:: RECORDS FOR THE EXERCISE ::

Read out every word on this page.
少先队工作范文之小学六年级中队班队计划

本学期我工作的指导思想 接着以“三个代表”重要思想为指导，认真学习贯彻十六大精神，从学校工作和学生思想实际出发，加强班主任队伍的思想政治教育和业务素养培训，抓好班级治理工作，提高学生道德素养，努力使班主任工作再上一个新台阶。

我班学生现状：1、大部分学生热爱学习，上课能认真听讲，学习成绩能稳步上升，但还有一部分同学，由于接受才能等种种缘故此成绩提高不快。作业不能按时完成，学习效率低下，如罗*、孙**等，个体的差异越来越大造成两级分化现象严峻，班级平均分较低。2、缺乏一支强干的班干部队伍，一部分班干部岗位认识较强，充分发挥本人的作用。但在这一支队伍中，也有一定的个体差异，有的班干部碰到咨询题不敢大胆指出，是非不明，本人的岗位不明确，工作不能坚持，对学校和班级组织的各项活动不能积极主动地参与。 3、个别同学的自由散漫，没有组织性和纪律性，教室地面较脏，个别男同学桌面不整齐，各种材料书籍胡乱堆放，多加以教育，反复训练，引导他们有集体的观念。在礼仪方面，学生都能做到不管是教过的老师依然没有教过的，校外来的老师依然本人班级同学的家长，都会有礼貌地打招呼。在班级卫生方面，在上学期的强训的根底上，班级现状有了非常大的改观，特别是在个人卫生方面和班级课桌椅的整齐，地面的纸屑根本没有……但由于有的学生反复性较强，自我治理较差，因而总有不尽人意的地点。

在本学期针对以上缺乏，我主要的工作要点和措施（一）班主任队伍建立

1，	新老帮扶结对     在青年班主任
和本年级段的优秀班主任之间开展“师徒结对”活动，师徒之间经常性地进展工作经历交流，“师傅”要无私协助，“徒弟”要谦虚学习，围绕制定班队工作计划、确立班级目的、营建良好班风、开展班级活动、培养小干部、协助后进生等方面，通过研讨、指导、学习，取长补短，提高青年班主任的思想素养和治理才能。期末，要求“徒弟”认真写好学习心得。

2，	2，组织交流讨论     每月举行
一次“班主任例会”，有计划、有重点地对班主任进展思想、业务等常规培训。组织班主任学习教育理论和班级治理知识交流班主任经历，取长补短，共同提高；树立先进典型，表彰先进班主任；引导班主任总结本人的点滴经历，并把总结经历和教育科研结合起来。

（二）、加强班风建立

:::

Set out every line from the material that contains the string "取长补短".

和本年级段的优秀班主任之间开展“师徒结对”活动，师徒之间经常性地进展工作经历交流，“师傅”要无私协助，“徒弟”要谦虚学习，围绕制定班队工作计划、确立班级目的、营建良好班风、开展班级活动、培养小干部、协助后进生等方面，通过研讨、指导、学习，取长补短，提高青年班主任的思想素养和治理才能。期末，要求“徒弟”认真写好学习心得。
一次“班主任例会”，有计划、有重点地对班主任进展思想、业务等常规培训。组织班主任学习教育理论和班级治理知识交流班主任经历，取长补短，共同提高；树立先进典型，表彰先进班主任；引导班主任总结本人的点滴经历，并把总结经历和教育科研结合起来。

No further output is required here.